Data excerpts:
○ ○ ○ ○
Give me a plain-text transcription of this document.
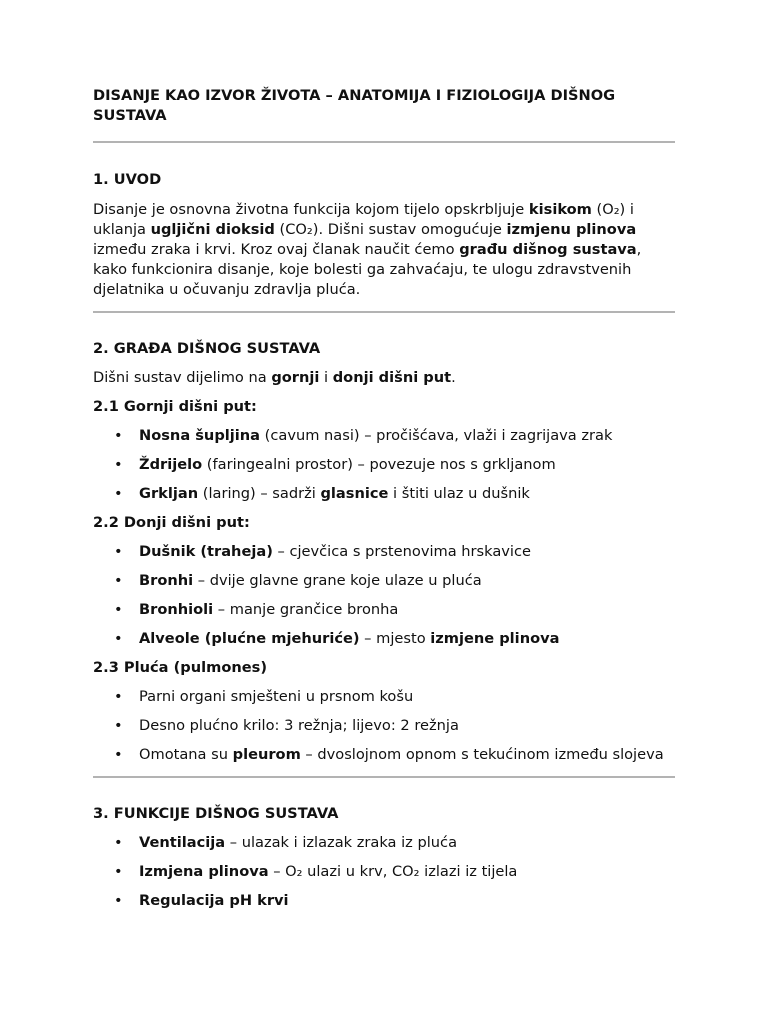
DISANJE KAO IZVOR ŽIVOTA – ANATOMIJA I FIZIOLOGIJA DIŠNOG SUSTAVA
1. UVOD

Disanje je osnovna životna funkcija kojom tijelo opskrbljuje kisikom (O₂) i uklanja ugljični dioksid (CO₂). Dišni sustav omogućuje izmjenu plinova između zraka i krvi. Kroz ovaj članak naučit ćemo građu dišnog sustava, kako funkcionira disanje, koje bolesti ga zahvaćaju, te ulogu zdravstvenih djelatnika u očuvanju zdravlja pluća.

2. GRAĐA DIŠNOG SUSTAVA

Dišni sustav dijelimo na gornji i donji dišni put.

2.1 Gornji dišni put:
• Nosna šupljina (cavum nasi) – pročišćava, vlaži i zagrijava zrak
• Ždrijelo (faringealni prostor) – povezuje nos s grkljanom
• Grkljan (laring) – sadrži glasnice i štiti ulaz u dušnik
2.2 Donji dišni put:
• Dušnik (traheja) – cjevčica s prstenovima hrskavice
• Bronhi – dvije glavne grane koje ulaze u pluća
• Bronhioli – manje grančice bronha
• Alveole (plućne mjehuriće) – mjesto izmjene plinova
2.3 Pluća (pulmones)
• Parni organi smješteni u prsnom košu
• Desno plućno krilo: 3 režnja; lijevo: 2 režnja
• Omotana su pleurom – dvoslojnom opnom s tekućinom između slojeva
3. FUNKCIJE DIŠNOG SUSTAVA
• Ventilacija – ulazak i izlazak zraka iz pluća
• Izmjena plinova – O₂ ulazi u krv, CO₂ izlazi iz tijela
• Regulacija pH krvi
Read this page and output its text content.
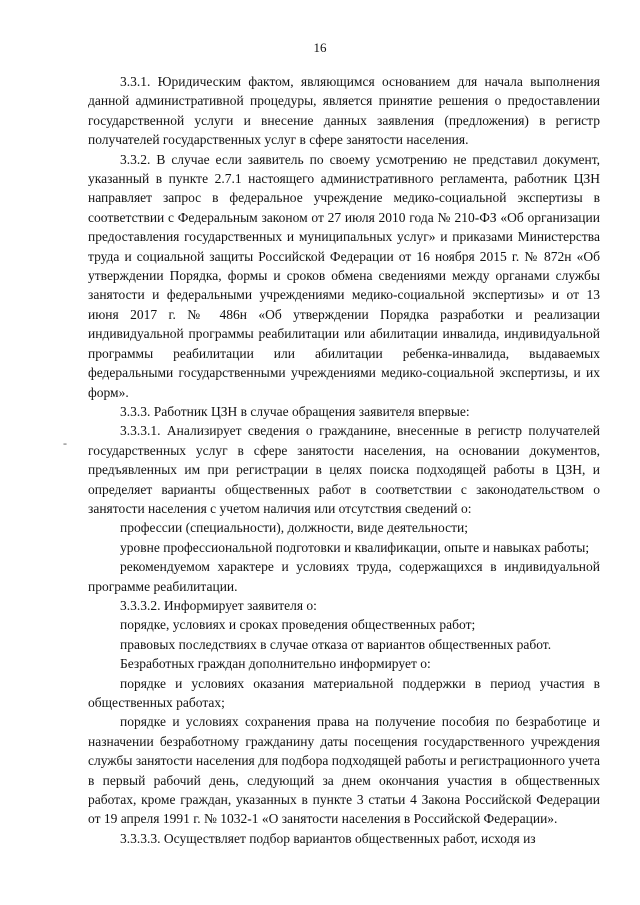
16
-

3.3.1. Юридическим фактом, являющимся основанием для начала выполнения данной административной процедуры, является принятие решения о предоставлении государственной услуги и внесение данных заявления (предложения) в регистр получателей государственных услуг в сфере занятости населения.

3.3.2. В случае если заявитель по своему усмотрению не представил документ, указанный в пункте 2.7.1 настоящего административного регламента, работник ЦЗН направляет запрос в федеральное учреждение медико-социальной экспертизы в соответствии с Федеральным законом от 27 июля 2010 года № 210-ФЗ «Об организации предоставления государственных и муниципальных услуг» и приказами Министерства труда и социальной защиты Российской Федерации от 16 ноября 2015 г. № 872н «Об утверждении Порядка, формы и сроков обмена сведениями между органами службы занятости и федеральными учреждениями медико-социальной экспертизы» и от 13 июня 2017 г. № 486н «Об утверждении Порядка разработки и реализации индивидуальной программы реабилитации или абилитации инвалида, индивидуальной программы реабилитации или абилитации ребенка-инвалида, выдаваемых федеральными государственными учреждениями медико-социальной экспертизы, и их форм».

3.3.3. Работник ЦЗН в случае обращения заявителя впервые:

3.3.3.1. Анализирует сведения о гражданине, внесенные в регистр получателей государственных услуг в сфере занятости населения, на основании документов, предъявленных им при регистрации в целях поиска подходящей работы в ЦЗН, и определяет варианты общественных работ в соответствии с законодательством о занятости населения с учетом наличия или отсутствия сведений о:

профессии (специальности), должности, виде деятельности;

уровне профессиональной подготовки и квалификации, опыте и навыках работы;

рекомендуемом характере и условиях труда, содержащихся в индивидуальной программе реабилитации.

3.3.3.2. Информирует заявителя о:

порядке, условиях и сроках проведения общественных работ;

правовых последствиях в случае отказа от вариантов общественных работ.

Безработных граждан дополнительно информирует о:

порядке и условиях оказания материальной поддержки в период участия в общественных работах;

порядке и условиях сохранения права на получение пособия по безработице и назначении безработному гражданину даты посещения государственного учреждения службы занятости населения для подбора подходящей работы и регистрационного учета в первый рабочий день, следующий за днем окончания участия в общественных работах, кроме граждан, указанных в пункте 3 статьи 4 Закона Российской Федерации от 19 апреля 1991 г. № 1032-1 «О занятости населения в Российской Федерации».

3.3.3.3. Осуществляет подбор вариантов общественных работ, исходя из
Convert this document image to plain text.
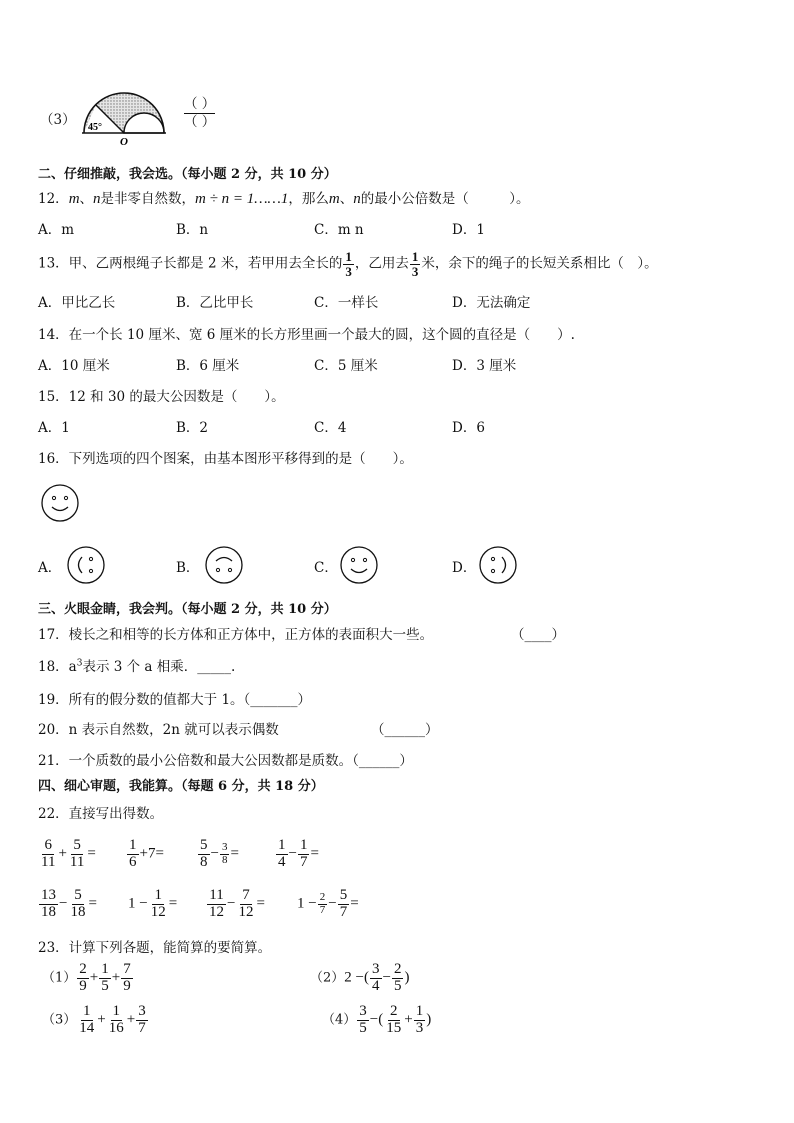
（3） 45°
O
（ ）
（ ）
二、仔细推敲，我会选。（每小题 2 分，共 10 分）
12．m、n是非零自然数，m ÷ n = 1……1，那么m、n的最小公倍数是（　　　）。
A．m	B．n	C．m n	D．1
13．甲、乙两根绳子长都是 2 米，若甲用去全长的 $\frac{1}{3}$ ，乙用去 $\frac{1}{3}$ 米，余下的绳子的长短关系相比（　）。
A．甲比乙长	B．乙比甲长	C．一样长	D．无法确定
14．在一个长 10 厘米、宽 6 厘米的长方形里画一个最大的圆，这个圆的直径是（　　）.
A．10 厘米	B．6 厘米	C．5 厘米	D．3 厘米
15．12 和 30 的最大公因数是（　　）。
A．1	B．2	C．4	D．6
16．下列选项的四个图案，由基本图形平移得到的是（　　）。
A．	B．	C．	D．
三、火眼金睛，我会判。（每小题 2 分，共 10 分）
17．棱长之和相等的长方体和正方体中，正方体的表面积大一些。	（____）
18．$a^3$表示 3 个 a 相乘．_____.
19．所有的假分数的值都大于 1。（_______）
20．n 表示自然数，2n 就可以表示偶数	（______）
21．一个质数的最小公倍数和最大公因数都是质数。（______）
四、细心审题，我能算。（每题 6 分，共 18 分）
22．直接写出得数。
$\frac{6}{11} + \frac{5}{11} = \frac{1}{6} +7= \frac{5}{8} - \frac{3}{8} = \frac{1}{4} - \frac{1}{7}$ =
$\frac{13}{18} - \frac{5}{18} = 1 - \frac{1}{12} = \frac{11}{12} - \frac{7}{12} = 1 - \frac{2}{7} - \frac{5}{7}$ =
23．计算下列各题，能简算的要简算。
$(1) \frac{2}{9} + \frac{1}{5} + \frac{7}{9}$	（2）2 −( $\frac{3}{4} - \frac{2}{5}$ )
$(3) \frac{1}{14} + \frac{1}{16} + \frac{3}{7}$	$(4) \frac{3}{5}$ −( $\frac{2}{15} + \frac{1}{3}$ )
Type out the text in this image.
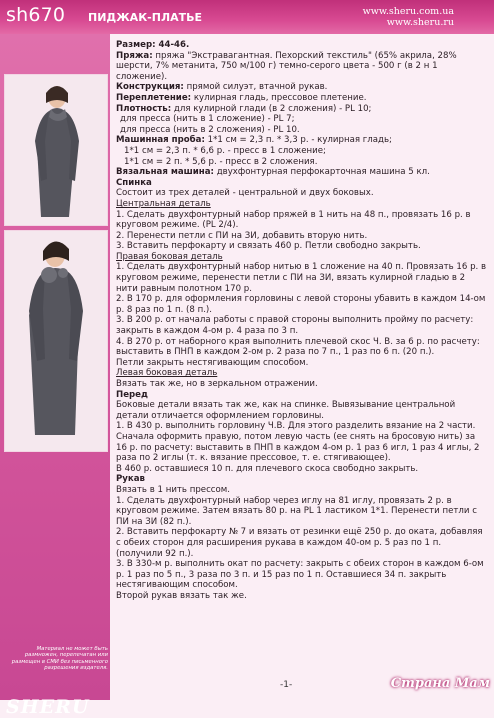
sh670 ПИДЖАК-ПЛАТЬЕ	www.sheru.com.ua
www.sheru.ru
Материал не может быть размножен, перепечатан или размещен в СМИ без письменного разрешения издателя.
SHERU

Размер: 44-46.

Пряжа: пряжа "Экстравагантная. Пехорский текстиль" (65% акрила, 28% шерсти, 7% метанита, 750 м/100 г) темно-серого цвета - 500 г (в 2 н 1 сложение).

Конструкция: прямой силуэт, втачной рукав.

Переплетение: кулирная гладь, прессовое плетение.

Плотность: для кулирной глади (в 2 сложения) - PL 10;

для пресса (нить в 1 сложение) - PL 7;

для пресса (нить в 2 сложения) - PL 10.

Машинная проба: 1*1 см = 2,3 п. * 3,3 р. - кулирная гладь;

1*1 см = 2,3 п. * 6,6 р. - пресс в 1 сложение;

1*1 см = 2 п. * 5,6 р. - пресс в 2 сложения.

Вязальная машина: двухфонтурная перфокарточная машина 5 кл.

Спинка

Состоит из трех деталей - центральной и двух боковых.

Центральная деталь

1. Сделать двухфонтурный набор пряжей в 1 нить на 48 п., провязать 16 р. в круговом режиме. (PL 2/4).

2. Перенести петли с ПИ на ЗИ, добавить вторую нить.

3. Вставить перфокарту и связать 460 р. Петли свободно закрыть.

Правая боковая деталь

1. Сделать двухфонтурный набор нитью в 1 сложение на 40 п. Провязать 16 р. в круговом режиме, перенести петли с ПИ на ЗИ, вязать кулирной гладью в 2 нити равным полотном 170 р.

2. В 170 р. для оформления горловины с левой стороны убавить в каждом 14-ом р. 8 раз по 1 п. (8 п.).

3. В 200 р. от начала работы с правой стороны выполнить пройму по расчету: закрыть в каждом 4-ом р. 4 раза по 3 п.

4. В 270 р. от наборного края выполнить плечевой скос Ч. В. за 6 р. по расчету: выставить в ПНП в каждом 2-ом р. 2 раза по 7 п., 1 раз по 6 п. (20 п.).

Петли закрыть нестягивающим способом.

Левая боковая деталь

Вязать так же, но в зеркальном отражении.

Перед

Боковые детали вязать так же, как на спинке. Вывязывание центральной детали отличается оформлением горловины.

1. В 430 р. выполнить горловину Ч.В. Для этого разделить вязание на 2 части. Сначала оформить правую, потом левую часть (ее снять на бросовую нить) за 16 р. по расчету: выставить в ПНП в каждом 4-ом р. 1 раз 6 игл, 1 раз 4 иглы, 2 раза по 2 иглы (т. к. вязание прессовое, т. е. стягивающее).

В 460 р. оставшиеся 10 п. для плечевого скоса свободно закрыть.

Рукав

Вязать в 1 нить прессом.

1. Сделать двухфонтурный набор через иглу на 81 иглу, провязать 2 р. в круговом режиме. Затем вязать 80 р. на PL 1 ластиком 1*1. Перенести петли с ПИ на ЗИ (82 п.).

2. Вставить перфокарту № 7 и вязать от резинки ещё 250 р. до оката, добавляя с обеих сторон для расширения рукава в каждом 40-ом р. 5 раз по 1 п. (получили 92 п.).

3. В 330-м р. выполнить окат по расчету: закрыть с обеих сторон в каждом 6-ом р. 1 раз по 5 п., 3 раза по 3 п. и 15 раз по 1 п. Оставшиеся 34 п. закрыть нестягивающим способом.

Второй рукав вязать так же.

-1-	Страна Мам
○ ○ ○ ○
▶ **WRITTEN TASK**: Give only the number of lines in the preceding material that contain the string "перфокарту".

▶ **SOLVED EXERCISE**: 2